-- begin SUPPLIED ENTRIES --
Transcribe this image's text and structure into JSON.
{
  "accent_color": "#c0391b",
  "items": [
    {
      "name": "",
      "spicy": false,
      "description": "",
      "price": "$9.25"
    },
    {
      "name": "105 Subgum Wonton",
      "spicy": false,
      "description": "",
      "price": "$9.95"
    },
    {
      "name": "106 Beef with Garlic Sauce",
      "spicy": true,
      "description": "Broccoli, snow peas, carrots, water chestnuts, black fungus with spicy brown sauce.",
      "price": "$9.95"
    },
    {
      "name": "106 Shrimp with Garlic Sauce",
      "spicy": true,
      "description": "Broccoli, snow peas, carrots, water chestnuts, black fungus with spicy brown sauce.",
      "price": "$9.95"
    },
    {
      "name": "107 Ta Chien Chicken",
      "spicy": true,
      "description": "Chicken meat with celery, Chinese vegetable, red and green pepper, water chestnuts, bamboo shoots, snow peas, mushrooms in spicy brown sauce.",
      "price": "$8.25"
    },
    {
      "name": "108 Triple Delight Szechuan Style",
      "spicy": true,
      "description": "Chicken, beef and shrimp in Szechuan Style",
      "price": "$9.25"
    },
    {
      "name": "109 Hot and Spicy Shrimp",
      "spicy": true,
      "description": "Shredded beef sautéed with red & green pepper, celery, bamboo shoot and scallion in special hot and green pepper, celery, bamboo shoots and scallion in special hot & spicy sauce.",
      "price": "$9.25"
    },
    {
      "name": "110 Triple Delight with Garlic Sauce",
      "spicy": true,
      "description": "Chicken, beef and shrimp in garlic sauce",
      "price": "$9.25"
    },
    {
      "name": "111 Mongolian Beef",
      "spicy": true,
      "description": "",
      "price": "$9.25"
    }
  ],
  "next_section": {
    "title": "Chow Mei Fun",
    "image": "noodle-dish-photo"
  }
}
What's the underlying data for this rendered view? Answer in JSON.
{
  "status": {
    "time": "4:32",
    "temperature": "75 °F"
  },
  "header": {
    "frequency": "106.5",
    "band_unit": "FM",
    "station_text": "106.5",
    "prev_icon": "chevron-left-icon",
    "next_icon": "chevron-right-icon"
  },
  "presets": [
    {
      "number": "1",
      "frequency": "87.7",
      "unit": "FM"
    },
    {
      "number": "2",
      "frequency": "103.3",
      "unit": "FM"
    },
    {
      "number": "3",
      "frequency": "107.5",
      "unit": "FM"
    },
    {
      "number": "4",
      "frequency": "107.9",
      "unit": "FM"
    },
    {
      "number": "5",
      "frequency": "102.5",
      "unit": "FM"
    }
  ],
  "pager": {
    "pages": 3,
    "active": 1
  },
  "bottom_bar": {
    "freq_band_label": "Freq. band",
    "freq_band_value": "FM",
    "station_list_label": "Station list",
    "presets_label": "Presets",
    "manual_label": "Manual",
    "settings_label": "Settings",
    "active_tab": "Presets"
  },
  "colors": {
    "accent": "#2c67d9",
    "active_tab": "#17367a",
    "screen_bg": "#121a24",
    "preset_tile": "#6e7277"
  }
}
-- end SUPPLIED ENTRIES --
[WHAT TO DO]: Extract the complete listing above, reproducing each line exactly.

[ANSWER TO THIS TASK]:
Transcribe this image's text and structure into JSON.
{
  "accent_color": "#c0391b",
  "items": [
    {
      "name": "",
      "spicy": false,
      "description": "",
      "price": "$9.25"
    },
    {
      "name": "105 Subgum Wonton",
      "spicy": false,
      "description": "",
      "price": "$9.95"
    },
    {
      "name": "106 Beef with Garlic Sauce",
      "spicy": true,
      "description": "Broccoli, snow peas, carrots, water chestnuts, black fungus with spicy brown sauce.",
      "price": "$9.95"
    },
    {
      "name": "106 Shrimp with Garlic Sauce",
      "spicy": true,
      "description": "Broccoli, snow peas, carrots, water chestnuts, black fungus with spicy brown sauce.",
      "price": "$9.95"
    },
    {
      "name": "107 Ta Chien Chicken",
      "spicy": true,
      "description": "Chicken meat with celery, Chinese vegetable, red and green pepper, water chestnuts, bamboo shoots, snow peas, mushrooms in spicy brown sauce.",
      "price": "$8.25"
    },
    {
      "name": "108 Triple Delight Szechuan Style",
      "spicy": true,
      "description": "Chicken, beef and shrimp in Szechuan Style",
      "price": "$9.25"
    },
    {
      "name": "109 Hot and Spicy Shrimp",
      "spicy": true,
      "description": "Shredded beef sautéed with red & green pepper, celery, bamboo shoot and scallion in special hot and green pepper, celery, bamboo shoots and scallion in special hot & spicy sauce.",
      "price": "$9.25"
    },
    {
      "name": "110 Triple Delight with Garlic Sauce",
      "spicy": true,
      "description": "Chicken, beef and shrimp in garlic sauce",
      "price": "$9.25"
    },
    {
      "name": "111 Mongolian Beef",
      "spicy": true,
      "description": "",
      "price": "$9.25"
    }
  ],
  "next_section": {
    "title": "Chow Mei Fun",
    "image": "noodle-dish-photo"
  }
}
What's the underlying data for this rendered view? Answer in JSON.
{
  "status": {
    "time": "4:32",
    "temperature": "75 °F"
  },
  "header": {
    "frequency": "106.5",
    "band_unit": "FM",
    "station_text": "106.5",
    "prev_icon": "chevron-left-icon",
    "next_icon": "chevron-right-icon"
  },
  "presets": [
    {
      "number": "1",
      "frequency": "87.7",
      "unit": "FM"
    },
    {
      "number": "2",
      "frequency": "103.3",
      "unit": "FM"
    },
    {
      "number": "3",
      "frequency": "107.5",
      "unit": "FM"
    },
    {
      "number": "4",
      "frequency": "107.9",
      "unit": "FM"
    },
    {
      "number": "5",
      "frequency": "102.5",
      "unit": "FM"
    }
  ],
  "pager": {
    "pages": 3,
    "active": 1
  },
  "bottom_bar": {
    "freq_band_label": "Freq. band",
    "freq_band_value": "FM",
    "station_list_label": "Station list",
    "presets_label": "Presets",
    "manual_label": "Manual",
    "settings_label": "Settings",
    "active_tab": "Presets"
  },
  "colors": {
    "accent": "#2c67d9",
    "active_tab": "#17367a",
    "screen_bg": "#121a24",
    "preset_tile": "#6e7277"
  }
}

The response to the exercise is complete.